Work out how many lines of the records contain "bars". Answer with the number and nothing else.

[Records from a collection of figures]
□ □ □ □ □ □ □
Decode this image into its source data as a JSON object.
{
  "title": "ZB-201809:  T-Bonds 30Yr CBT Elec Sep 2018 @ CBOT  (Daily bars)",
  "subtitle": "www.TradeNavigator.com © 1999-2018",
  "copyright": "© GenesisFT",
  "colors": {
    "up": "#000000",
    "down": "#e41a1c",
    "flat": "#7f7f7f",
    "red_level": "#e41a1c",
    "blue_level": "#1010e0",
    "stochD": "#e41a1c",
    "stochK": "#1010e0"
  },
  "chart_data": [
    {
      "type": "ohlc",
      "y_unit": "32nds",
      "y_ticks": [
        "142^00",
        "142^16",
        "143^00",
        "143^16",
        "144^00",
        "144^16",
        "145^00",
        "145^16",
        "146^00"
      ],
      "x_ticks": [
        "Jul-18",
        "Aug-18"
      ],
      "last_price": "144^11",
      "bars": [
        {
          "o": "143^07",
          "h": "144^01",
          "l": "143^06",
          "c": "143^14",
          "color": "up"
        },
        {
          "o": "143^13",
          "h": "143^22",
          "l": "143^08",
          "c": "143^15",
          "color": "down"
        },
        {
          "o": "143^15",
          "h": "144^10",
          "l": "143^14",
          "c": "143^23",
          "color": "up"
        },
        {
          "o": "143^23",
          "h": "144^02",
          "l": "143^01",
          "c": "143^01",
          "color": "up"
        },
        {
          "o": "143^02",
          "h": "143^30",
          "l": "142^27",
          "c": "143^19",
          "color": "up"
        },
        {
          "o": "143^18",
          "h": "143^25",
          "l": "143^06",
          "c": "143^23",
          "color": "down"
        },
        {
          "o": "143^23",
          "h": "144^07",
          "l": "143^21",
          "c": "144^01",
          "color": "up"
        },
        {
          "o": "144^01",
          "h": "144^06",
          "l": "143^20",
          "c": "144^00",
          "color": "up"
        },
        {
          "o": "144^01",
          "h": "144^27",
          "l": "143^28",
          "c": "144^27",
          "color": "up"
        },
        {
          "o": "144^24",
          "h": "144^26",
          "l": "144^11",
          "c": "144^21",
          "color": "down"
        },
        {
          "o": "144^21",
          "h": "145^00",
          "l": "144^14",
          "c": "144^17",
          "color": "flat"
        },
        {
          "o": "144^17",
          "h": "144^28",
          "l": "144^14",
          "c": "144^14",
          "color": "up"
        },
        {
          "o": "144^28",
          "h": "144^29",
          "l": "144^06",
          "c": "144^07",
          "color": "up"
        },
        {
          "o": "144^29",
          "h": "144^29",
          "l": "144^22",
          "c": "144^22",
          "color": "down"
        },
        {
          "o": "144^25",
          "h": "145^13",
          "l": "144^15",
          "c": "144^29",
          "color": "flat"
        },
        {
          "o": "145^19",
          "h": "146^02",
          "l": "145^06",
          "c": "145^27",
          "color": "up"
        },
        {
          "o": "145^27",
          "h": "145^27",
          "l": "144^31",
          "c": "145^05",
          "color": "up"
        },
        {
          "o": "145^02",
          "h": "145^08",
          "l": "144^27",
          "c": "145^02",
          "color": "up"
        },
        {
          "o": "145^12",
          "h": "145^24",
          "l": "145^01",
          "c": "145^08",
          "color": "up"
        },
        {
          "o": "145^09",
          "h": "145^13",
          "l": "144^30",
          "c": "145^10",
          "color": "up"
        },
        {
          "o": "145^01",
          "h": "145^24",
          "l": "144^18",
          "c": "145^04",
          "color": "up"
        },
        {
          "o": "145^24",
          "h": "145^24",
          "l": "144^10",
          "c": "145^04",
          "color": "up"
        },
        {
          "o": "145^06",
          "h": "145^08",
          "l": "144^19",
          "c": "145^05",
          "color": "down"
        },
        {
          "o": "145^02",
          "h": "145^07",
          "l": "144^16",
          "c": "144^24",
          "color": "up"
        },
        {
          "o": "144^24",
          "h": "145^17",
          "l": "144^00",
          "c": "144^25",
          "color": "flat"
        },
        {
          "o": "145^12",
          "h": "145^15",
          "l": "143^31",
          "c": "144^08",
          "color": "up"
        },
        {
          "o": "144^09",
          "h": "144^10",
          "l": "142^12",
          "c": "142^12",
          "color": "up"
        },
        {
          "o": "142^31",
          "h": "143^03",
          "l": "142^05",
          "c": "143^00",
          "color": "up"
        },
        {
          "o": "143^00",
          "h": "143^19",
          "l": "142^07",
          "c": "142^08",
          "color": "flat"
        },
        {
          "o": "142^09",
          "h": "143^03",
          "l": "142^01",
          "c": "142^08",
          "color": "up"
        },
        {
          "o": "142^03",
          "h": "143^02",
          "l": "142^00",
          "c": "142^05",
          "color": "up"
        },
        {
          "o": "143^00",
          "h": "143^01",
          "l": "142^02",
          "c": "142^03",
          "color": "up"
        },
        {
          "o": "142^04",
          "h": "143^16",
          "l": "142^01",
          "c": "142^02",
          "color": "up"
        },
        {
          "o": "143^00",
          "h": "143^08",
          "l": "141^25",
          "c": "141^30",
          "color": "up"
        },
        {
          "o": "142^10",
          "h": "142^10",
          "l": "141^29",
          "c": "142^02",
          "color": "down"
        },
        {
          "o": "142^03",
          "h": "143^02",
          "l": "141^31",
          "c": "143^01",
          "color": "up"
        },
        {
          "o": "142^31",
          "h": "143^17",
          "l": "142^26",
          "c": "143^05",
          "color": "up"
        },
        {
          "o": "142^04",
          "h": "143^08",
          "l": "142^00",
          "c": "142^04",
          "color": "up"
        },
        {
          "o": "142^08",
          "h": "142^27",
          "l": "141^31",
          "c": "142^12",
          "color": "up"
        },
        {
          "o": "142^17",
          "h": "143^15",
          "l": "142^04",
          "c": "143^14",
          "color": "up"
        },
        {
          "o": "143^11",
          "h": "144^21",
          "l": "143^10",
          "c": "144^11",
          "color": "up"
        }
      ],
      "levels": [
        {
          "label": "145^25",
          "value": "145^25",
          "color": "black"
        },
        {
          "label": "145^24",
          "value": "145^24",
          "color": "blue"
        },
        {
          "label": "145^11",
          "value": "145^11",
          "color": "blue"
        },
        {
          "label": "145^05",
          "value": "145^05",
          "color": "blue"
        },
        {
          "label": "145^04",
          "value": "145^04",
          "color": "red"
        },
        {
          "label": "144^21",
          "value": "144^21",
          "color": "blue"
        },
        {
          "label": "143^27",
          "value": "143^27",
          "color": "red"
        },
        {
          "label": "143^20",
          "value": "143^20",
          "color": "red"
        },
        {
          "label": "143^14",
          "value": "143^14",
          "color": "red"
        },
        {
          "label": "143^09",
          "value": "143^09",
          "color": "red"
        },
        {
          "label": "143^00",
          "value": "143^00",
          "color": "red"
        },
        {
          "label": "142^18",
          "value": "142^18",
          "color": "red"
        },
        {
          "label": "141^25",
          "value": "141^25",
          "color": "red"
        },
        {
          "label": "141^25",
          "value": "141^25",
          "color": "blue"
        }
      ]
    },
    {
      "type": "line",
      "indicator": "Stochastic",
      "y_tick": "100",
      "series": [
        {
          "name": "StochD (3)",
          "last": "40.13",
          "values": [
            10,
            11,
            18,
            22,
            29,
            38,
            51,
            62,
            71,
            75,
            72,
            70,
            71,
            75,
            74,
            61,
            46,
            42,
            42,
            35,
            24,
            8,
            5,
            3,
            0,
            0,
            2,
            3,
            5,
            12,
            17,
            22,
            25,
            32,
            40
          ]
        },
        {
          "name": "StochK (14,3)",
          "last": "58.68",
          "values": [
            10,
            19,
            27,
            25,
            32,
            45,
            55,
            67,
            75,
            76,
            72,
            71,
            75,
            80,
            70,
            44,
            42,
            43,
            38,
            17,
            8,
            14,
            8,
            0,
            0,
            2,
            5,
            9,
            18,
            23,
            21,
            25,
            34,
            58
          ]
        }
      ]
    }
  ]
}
□ □ □ □ □ □ □
◆ The completed task:
2